Element position data:

%%

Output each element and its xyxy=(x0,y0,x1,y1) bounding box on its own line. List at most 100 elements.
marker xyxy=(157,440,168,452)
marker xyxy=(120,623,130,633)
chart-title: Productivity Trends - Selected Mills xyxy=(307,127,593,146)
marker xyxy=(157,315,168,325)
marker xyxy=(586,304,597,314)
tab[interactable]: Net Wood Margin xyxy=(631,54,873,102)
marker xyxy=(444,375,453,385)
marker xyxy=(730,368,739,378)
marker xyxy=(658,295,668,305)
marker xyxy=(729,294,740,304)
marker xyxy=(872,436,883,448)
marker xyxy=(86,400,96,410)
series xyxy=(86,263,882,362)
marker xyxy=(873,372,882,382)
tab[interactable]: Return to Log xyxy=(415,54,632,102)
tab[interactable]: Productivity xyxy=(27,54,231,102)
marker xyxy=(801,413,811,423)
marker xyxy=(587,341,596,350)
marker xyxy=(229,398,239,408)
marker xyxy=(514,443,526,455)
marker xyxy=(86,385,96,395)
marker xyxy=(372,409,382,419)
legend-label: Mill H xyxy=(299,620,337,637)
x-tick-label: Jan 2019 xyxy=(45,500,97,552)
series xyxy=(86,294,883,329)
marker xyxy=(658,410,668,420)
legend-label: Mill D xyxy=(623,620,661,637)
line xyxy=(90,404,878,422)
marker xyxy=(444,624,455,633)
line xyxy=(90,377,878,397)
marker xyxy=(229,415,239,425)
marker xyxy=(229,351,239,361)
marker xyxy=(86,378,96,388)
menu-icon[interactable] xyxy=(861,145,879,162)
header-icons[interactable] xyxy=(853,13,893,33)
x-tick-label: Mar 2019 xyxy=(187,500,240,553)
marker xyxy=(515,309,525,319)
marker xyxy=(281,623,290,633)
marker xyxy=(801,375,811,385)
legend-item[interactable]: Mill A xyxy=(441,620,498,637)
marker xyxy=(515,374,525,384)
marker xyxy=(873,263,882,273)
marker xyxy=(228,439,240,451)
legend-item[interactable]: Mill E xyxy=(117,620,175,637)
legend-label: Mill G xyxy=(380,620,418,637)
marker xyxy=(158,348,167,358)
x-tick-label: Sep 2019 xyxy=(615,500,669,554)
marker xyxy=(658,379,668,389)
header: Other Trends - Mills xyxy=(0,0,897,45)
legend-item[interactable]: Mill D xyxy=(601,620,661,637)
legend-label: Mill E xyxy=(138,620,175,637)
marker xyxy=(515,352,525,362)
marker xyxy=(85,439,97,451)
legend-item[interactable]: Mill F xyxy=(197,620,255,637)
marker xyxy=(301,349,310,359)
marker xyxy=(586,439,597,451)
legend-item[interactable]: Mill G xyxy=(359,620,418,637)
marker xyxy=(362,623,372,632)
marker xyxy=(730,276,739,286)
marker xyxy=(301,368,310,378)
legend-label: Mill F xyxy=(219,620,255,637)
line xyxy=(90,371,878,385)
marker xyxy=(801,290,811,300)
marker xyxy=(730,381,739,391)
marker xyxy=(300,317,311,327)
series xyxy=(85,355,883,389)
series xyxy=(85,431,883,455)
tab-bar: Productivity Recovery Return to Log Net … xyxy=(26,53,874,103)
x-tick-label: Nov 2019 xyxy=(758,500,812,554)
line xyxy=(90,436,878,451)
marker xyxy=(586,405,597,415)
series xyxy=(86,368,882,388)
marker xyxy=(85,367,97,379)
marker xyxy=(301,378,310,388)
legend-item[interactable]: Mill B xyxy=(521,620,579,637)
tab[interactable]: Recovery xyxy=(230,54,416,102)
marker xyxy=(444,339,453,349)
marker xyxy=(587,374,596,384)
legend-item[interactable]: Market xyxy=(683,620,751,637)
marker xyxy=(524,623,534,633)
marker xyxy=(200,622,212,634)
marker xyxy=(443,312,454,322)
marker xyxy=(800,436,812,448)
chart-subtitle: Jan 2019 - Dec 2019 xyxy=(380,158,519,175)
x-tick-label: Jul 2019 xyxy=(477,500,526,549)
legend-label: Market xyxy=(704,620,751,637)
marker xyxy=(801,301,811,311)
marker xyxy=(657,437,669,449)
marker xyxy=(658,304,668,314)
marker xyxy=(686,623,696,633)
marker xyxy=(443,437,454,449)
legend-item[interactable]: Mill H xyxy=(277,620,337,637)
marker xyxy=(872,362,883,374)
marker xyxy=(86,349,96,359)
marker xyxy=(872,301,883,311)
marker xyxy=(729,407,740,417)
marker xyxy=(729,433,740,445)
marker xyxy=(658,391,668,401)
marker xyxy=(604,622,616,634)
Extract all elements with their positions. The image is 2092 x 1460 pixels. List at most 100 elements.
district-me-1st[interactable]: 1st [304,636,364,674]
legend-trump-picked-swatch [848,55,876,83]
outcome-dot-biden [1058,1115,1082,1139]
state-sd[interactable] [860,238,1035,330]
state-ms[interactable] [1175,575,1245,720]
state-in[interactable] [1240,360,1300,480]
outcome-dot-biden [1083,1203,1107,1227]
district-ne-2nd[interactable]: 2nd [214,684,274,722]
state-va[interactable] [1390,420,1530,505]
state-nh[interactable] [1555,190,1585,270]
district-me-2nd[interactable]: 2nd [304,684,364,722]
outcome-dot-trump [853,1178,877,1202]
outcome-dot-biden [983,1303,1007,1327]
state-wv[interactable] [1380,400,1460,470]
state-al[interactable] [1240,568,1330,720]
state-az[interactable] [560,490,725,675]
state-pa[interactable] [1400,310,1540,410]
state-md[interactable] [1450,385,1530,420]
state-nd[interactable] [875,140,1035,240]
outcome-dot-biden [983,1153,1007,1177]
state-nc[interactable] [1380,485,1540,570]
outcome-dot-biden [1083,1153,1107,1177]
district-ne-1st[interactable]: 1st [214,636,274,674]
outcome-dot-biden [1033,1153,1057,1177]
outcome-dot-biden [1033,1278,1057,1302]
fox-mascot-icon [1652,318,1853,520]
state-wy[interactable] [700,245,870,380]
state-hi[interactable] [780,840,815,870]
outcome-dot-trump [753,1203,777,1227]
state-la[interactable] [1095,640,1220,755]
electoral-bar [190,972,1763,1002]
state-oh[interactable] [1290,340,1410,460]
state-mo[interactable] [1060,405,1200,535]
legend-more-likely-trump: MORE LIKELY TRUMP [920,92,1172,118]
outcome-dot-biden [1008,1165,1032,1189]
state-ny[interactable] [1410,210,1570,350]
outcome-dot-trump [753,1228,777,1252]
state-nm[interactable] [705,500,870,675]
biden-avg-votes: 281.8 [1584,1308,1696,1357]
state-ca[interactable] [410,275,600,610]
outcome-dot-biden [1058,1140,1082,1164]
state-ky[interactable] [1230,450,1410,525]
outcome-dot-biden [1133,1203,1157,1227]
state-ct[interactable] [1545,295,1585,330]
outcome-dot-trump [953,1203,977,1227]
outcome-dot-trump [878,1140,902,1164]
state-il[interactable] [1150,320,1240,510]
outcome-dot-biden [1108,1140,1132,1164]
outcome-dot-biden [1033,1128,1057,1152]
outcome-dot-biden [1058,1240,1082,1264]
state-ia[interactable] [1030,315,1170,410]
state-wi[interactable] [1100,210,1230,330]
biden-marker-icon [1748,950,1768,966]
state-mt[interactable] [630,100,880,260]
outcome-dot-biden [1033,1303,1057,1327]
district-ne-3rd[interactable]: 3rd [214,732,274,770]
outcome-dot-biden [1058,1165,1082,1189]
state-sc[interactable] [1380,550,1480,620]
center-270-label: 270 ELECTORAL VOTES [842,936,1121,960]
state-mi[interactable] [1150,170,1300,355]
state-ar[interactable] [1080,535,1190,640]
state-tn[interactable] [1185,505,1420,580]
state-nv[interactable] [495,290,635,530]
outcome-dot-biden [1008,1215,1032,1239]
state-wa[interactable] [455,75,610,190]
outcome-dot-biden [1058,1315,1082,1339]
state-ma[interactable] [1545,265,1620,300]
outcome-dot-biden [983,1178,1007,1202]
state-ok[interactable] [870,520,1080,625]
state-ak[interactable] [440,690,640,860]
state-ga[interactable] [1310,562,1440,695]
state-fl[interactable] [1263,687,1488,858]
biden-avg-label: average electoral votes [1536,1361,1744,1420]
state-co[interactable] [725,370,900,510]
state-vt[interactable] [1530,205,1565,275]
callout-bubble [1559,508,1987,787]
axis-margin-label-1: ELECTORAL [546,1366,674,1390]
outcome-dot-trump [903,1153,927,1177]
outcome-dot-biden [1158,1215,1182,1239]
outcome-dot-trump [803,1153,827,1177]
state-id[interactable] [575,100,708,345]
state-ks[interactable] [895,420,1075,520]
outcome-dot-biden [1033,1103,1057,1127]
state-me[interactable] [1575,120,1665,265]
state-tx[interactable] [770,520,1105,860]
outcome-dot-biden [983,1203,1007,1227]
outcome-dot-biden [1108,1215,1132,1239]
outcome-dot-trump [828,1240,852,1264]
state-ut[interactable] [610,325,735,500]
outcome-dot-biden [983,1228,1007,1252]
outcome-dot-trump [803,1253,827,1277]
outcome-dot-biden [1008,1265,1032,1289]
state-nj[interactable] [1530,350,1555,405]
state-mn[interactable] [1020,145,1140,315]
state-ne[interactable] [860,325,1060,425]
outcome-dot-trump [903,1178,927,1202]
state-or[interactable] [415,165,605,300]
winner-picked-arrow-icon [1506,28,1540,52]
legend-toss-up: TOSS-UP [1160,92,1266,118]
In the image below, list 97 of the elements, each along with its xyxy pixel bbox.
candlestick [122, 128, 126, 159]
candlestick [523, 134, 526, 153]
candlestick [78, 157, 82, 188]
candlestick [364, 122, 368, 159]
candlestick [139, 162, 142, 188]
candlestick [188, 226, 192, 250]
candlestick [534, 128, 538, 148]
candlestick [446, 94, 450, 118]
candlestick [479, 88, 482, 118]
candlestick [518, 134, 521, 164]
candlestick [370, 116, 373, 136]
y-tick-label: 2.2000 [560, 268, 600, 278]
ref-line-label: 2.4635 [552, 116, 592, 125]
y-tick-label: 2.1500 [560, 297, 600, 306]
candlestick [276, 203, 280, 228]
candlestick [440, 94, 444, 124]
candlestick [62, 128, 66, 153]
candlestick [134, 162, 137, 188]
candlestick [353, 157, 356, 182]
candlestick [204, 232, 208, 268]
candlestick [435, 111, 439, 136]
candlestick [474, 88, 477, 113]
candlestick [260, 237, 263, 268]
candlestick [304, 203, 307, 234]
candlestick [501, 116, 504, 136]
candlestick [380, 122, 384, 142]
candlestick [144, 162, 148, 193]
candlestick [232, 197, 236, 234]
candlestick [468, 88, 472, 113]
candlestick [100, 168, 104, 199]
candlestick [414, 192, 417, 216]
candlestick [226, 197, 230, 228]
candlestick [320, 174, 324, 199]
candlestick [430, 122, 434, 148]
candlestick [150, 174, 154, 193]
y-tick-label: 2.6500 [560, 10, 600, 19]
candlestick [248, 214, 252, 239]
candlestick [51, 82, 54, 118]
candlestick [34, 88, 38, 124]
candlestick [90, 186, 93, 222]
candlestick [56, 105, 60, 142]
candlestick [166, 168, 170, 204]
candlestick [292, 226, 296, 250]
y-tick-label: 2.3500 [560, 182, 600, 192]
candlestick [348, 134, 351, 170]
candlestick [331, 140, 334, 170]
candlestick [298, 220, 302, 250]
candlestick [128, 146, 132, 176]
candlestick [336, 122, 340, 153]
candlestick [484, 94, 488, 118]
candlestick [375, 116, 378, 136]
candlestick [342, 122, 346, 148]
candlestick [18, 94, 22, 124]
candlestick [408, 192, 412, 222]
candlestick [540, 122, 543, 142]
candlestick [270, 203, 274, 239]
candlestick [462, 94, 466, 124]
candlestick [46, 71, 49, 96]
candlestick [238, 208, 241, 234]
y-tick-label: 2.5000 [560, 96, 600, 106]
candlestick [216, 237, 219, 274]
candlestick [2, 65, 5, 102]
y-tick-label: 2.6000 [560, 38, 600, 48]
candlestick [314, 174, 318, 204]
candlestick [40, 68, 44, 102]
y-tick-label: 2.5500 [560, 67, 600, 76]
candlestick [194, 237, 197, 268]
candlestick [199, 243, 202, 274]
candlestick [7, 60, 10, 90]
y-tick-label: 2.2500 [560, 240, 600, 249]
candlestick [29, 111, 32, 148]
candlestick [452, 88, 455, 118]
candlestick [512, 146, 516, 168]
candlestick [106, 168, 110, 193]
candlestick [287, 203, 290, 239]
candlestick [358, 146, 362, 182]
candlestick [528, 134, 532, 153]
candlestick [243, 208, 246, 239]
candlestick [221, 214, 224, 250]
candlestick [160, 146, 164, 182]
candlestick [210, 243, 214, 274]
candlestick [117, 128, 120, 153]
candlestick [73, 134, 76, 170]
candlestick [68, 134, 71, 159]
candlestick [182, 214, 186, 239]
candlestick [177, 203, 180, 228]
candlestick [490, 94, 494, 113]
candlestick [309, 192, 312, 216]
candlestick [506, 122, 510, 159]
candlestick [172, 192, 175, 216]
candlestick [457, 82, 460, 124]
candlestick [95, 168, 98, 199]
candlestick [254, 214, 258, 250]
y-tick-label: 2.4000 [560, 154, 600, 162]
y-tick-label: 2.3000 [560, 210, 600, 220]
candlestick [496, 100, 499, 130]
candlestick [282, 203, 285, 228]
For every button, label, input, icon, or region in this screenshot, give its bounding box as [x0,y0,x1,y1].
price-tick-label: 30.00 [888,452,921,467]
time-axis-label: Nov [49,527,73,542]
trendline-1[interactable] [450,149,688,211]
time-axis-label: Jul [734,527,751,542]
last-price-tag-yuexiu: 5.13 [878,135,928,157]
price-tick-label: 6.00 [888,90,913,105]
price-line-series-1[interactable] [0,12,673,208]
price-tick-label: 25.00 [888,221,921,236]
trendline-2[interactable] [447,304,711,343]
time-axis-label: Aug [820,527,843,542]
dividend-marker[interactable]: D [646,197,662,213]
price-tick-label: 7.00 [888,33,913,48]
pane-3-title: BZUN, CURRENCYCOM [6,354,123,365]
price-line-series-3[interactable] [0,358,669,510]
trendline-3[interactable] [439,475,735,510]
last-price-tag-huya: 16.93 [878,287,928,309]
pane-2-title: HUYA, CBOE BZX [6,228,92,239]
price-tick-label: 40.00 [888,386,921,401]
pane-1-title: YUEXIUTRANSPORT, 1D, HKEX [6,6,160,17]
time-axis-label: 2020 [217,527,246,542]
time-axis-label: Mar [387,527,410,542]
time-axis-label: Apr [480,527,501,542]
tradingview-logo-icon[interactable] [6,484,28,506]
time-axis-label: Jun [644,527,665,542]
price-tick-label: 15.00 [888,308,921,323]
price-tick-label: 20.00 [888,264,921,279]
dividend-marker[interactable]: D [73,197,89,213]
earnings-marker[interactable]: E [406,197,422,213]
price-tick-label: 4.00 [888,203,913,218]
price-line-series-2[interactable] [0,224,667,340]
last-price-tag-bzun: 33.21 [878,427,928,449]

%%

WHAT IS REQUIRED:
Can you copy the data line for line, from its first line through the line containing "marker xyxy=(301,349,310,359)", including that line?

TASK ANSWER:
Output each element and its xyxy=(x0,y0,x1,y1) bounding box on its own line. List at most 100 elements.
marker xyxy=(157,440,168,452)
marker xyxy=(120,623,130,633)
chart-title: Productivity Trends - Selected Mills xyxy=(307,127,593,146)
marker xyxy=(157,315,168,325)
marker xyxy=(586,304,597,314)
tab[interactable]: Net Wood Margin xyxy=(631,54,873,102)
marker xyxy=(444,375,453,385)
marker xyxy=(730,368,739,378)
marker xyxy=(658,295,668,305)
marker xyxy=(729,294,740,304)
marker xyxy=(872,436,883,448)
marker xyxy=(86,400,96,410)
series xyxy=(86,263,882,362)
marker xyxy=(873,372,882,382)
tab[interactable]: Return to Log xyxy=(415,54,632,102)
tab[interactable]: Productivity xyxy=(27,54,231,102)
marker xyxy=(801,413,811,423)
marker xyxy=(587,341,596,350)
marker xyxy=(229,398,239,408)
marker xyxy=(514,443,526,455)
marker xyxy=(86,385,96,395)
marker xyxy=(372,409,382,419)
legend-label: Mill H xyxy=(299,620,337,637)
x-tick-label: Jan 2019 xyxy=(45,500,97,552)
series xyxy=(86,294,883,329)
marker xyxy=(658,410,668,420)
legend-label: Mill D xyxy=(623,620,661,637)
line xyxy=(90,404,878,422)
marker xyxy=(444,624,455,633)
line xyxy=(90,377,878,397)
marker xyxy=(229,415,239,425)
marker xyxy=(229,351,239,361)
marker xyxy=(86,378,96,388)
menu-icon[interactable] xyxy=(861,145,879,162)
header-icons[interactable] xyxy=(853,13,893,33)
x-tick-label: Mar 2019 xyxy=(187,500,240,553)
marker xyxy=(515,309,525,319)
marker xyxy=(281,623,290,633)
marker xyxy=(801,375,811,385)
legend-item[interactable]: Mill A xyxy=(441,620,498,637)
marker xyxy=(515,374,525,384)
marker xyxy=(873,263,882,273)
marker xyxy=(228,439,240,451)
legend-item[interactable]: Mill E xyxy=(117,620,175,637)
legend-label: Mill G xyxy=(380,620,418,637)
marker xyxy=(158,348,167,358)
x-tick-label: Sep 2019 xyxy=(615,500,669,554)
marker xyxy=(658,379,668,389)
header: Other Trends - Mills xyxy=(0,0,897,45)
legend-item[interactable]: Mill D xyxy=(601,620,661,637)
legend-label: Mill E xyxy=(138,620,175,637)
marker xyxy=(515,352,525,362)
marker xyxy=(85,439,97,451)
legend-item[interactable]: Mill F xyxy=(197,620,255,637)
marker xyxy=(301,349,310,359)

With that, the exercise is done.